* GOAL OF THE EXERCISE:
Reproduce all the entries exactly.

* DATA TO PROCESS:

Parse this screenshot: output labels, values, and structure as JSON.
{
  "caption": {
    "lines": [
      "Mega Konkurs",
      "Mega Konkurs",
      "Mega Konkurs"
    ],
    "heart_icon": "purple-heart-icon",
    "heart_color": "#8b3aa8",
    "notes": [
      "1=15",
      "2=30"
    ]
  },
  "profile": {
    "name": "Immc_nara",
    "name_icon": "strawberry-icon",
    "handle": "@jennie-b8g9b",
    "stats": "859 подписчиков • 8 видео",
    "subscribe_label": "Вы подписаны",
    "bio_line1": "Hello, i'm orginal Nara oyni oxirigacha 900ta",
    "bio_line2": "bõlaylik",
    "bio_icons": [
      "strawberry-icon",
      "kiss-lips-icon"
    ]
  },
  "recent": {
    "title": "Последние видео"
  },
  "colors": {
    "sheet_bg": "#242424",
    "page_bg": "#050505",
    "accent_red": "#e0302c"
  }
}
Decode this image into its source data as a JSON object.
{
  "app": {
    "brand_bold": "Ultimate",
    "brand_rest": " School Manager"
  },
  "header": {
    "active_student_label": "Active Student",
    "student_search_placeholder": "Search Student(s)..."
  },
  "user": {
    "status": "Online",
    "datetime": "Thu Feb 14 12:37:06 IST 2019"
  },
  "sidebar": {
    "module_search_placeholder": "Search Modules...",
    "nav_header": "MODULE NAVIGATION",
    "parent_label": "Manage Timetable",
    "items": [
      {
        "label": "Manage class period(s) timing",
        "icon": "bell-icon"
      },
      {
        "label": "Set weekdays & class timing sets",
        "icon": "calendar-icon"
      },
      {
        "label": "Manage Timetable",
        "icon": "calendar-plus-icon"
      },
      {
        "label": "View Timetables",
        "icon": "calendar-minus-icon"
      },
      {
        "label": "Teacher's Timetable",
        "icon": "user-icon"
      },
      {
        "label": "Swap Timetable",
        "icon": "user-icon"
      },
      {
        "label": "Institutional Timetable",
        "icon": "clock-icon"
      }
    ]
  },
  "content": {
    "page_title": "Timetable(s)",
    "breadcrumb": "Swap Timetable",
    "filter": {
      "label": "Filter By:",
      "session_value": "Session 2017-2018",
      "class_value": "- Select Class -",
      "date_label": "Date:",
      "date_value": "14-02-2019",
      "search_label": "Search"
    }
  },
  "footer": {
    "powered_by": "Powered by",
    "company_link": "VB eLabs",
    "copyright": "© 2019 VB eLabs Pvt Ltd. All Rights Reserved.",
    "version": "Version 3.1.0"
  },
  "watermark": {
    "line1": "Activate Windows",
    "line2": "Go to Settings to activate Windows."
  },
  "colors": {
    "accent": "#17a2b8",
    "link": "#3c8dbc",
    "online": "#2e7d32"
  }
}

* SOLUTION TO THE PROBLEM:
Parse this screenshot: output labels, values, and structure as JSON.
{
  "caption": {
    "lines": [
      "Mega Konkurs",
      "Mega Konkurs",
      "Mega Konkurs"
    ],
    "heart_icon": "purple-heart-icon",
    "heart_color": "#8b3aa8",
    "notes": [
      "1=15",
      "2=30"
    ]
  },
  "profile": {
    "name": "Immc_nara",
    "name_icon": "strawberry-icon",
    "handle": "@jennie-b8g9b",
    "stats": "859 подписчиков • 8 видео",
    "subscribe_label": "Вы подписаны",
    "bio_line1": "Hello, i'm orginal Nara oyni oxirigacha 900ta",
    "bio_line2": "bõlaylik",
    "bio_icons": [
      "strawberry-icon",
      "kiss-lips-icon"
    ]
  },
  "recent": {
    "title": "Последние видео"
  },
  "colors": {
    "sheet_bg": "#242424",
    "page_bg": "#050505",
    "accent_red": "#e0302c"
  }
}
Decode this image into its source data as a JSON object.
{
  "app": {
    "brand_bold": "Ultimate",
    "brand_rest": " School Manager"
  },
  "header": {
    "active_student_label": "Active Student",
    "student_search_placeholder": "Search Student(s)..."
  },
  "user": {
    "status": "Online",
    "datetime": "Thu Feb 14 12:37:06 IST 2019"
  },
  "sidebar": {
    "module_search_placeholder": "Search Modules...",
    "nav_header": "MODULE NAVIGATION",
    "parent_label": "Manage Timetable",
    "items": [
      {
        "label": "Manage class period(s) timing",
        "icon": "bell-icon"
      },
      {
        "label": "Set weekdays & class timing sets",
        "icon": "calendar-icon"
      },
      {
        "label": "Manage Timetable",
        "icon": "calendar-plus-icon"
      },
      {
        "label": "View Timetables",
        "icon": "calendar-minus-icon"
      },
      {
        "label": "Teacher's Timetable",
        "icon": "user-icon"
      },
      {
        "label": "Swap Timetable",
        "icon": "user-icon"
      },
      {
        "label": "Institutional Timetable",
        "icon": "clock-icon"
      }
    ]
  },
  "content": {
    "page_title": "Timetable(s)",
    "breadcrumb": "Swap Timetable",
    "filter": {
      "label": "Filter By:",
      "session_value": "Session 2017-2018",
      "class_value": "- Select Class -",
      "date_label": "Date:",
      "date_value": "14-02-2019",
      "search_label": "Search"
    }
  },
  "footer": {
    "powered_by": "Powered by",
    "company_link": "VB eLabs",
    "copyright": "© 2019 VB eLabs Pvt Ltd. All Rights Reserved.",
    "version": "Version 3.1.0"
  },
  "watermark": {
    "line1": "Activate Windows",
    "line2": "Go to Settings to activate Windows."
  },
  "colors": {
    "accent": "#17a2b8",
    "link": "#3c8dbc",
    "online": "#2e7d32"
  }
}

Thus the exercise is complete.